[Saved data entries]
(begin)

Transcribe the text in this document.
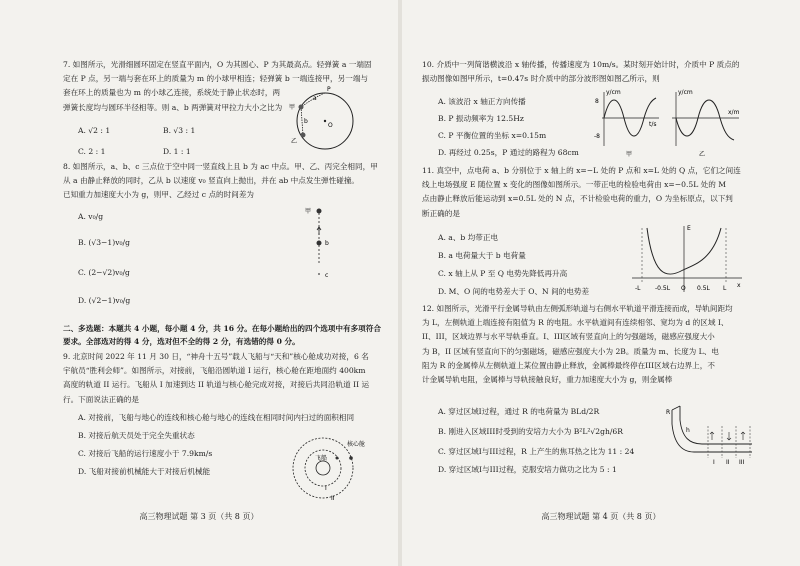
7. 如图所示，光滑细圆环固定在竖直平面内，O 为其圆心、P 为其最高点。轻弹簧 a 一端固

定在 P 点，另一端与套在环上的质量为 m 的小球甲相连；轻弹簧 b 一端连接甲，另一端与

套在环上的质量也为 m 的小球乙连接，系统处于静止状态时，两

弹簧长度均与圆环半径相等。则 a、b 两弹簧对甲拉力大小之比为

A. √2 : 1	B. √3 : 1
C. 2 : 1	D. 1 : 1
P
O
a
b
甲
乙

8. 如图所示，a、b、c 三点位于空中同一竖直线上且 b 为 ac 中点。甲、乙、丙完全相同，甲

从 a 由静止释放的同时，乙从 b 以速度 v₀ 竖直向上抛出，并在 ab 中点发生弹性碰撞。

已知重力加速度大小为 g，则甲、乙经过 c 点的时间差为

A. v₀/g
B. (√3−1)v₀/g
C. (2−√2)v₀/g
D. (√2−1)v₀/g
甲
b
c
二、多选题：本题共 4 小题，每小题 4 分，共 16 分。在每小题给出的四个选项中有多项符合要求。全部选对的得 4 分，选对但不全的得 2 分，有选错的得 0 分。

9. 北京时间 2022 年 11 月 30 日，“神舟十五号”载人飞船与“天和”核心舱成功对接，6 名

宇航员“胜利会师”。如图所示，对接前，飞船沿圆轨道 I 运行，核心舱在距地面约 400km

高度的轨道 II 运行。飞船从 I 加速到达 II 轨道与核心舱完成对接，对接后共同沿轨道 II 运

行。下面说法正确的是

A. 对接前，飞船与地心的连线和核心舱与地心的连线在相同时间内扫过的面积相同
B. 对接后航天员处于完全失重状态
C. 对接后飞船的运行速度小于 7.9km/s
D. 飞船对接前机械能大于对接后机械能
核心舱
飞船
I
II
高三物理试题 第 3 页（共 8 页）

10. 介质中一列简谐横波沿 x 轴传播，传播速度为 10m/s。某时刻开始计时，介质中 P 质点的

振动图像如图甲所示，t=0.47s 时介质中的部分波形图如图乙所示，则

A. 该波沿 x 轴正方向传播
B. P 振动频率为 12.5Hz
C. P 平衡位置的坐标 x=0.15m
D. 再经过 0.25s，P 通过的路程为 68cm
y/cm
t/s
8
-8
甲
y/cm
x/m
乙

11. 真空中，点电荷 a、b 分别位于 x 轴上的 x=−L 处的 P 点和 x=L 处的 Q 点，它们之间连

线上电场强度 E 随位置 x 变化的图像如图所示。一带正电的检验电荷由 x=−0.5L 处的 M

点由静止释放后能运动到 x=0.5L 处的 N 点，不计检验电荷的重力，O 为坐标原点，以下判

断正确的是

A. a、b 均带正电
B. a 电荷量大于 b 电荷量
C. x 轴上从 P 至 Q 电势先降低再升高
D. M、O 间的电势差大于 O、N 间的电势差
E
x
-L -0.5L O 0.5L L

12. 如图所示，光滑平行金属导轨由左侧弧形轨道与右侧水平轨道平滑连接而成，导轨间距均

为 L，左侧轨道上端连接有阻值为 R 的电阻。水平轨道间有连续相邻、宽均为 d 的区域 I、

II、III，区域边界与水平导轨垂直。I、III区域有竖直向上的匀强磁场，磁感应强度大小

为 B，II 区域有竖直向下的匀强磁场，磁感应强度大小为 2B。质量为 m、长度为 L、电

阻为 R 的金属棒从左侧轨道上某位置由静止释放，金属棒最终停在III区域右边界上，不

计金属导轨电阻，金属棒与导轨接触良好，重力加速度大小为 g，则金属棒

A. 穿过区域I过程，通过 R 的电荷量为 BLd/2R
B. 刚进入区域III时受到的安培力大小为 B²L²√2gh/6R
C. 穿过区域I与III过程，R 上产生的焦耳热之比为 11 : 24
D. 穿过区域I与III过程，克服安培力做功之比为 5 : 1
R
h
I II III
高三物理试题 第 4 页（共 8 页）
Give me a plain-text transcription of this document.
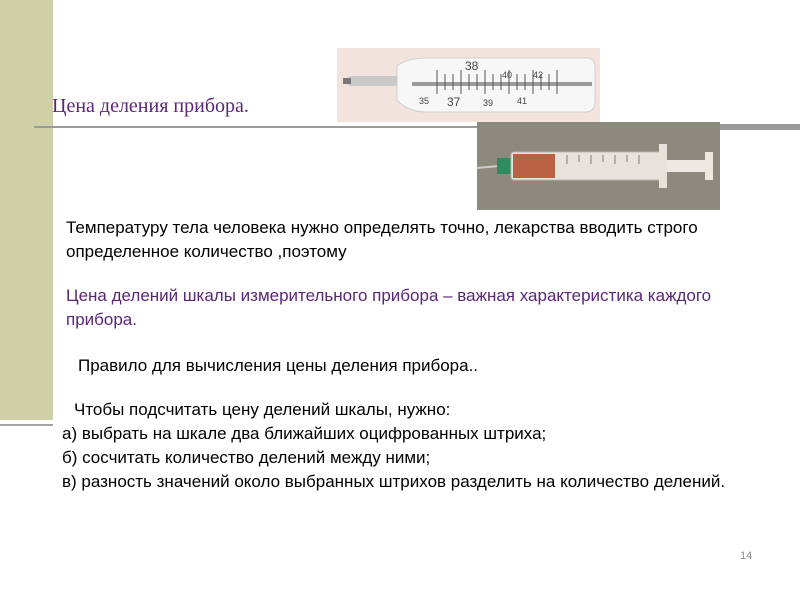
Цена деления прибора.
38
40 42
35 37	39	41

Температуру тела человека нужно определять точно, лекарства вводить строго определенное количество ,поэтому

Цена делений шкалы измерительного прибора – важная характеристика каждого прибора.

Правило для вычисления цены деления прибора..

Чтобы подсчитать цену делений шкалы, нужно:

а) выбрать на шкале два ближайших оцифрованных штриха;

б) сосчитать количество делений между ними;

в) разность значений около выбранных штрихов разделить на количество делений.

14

(end)

Required work | With pictures left out, extract the lines from the one containing "Give me a plain-text" to the end of the material above, both included, exactly as written.

Written response |
Give me a plain-text transcription of this document.
Цена деления прибора.
38
40 42
35 37	39	41

Температуру тела человека нужно определять точно, лекарства вводить строго определенное количество ,поэтому

Цена делений шкалы измерительного прибора – важная характеристика каждого прибора.

Правило для вычисления цены деления прибора..

Чтобы подсчитать цену делений шкалы, нужно:

а) выбрать на шкале два ближайших оцифрованных штриха;

б) сосчитать количество делений между ними;

в) разность значений около выбранных штрихов разделить на количество делений.

14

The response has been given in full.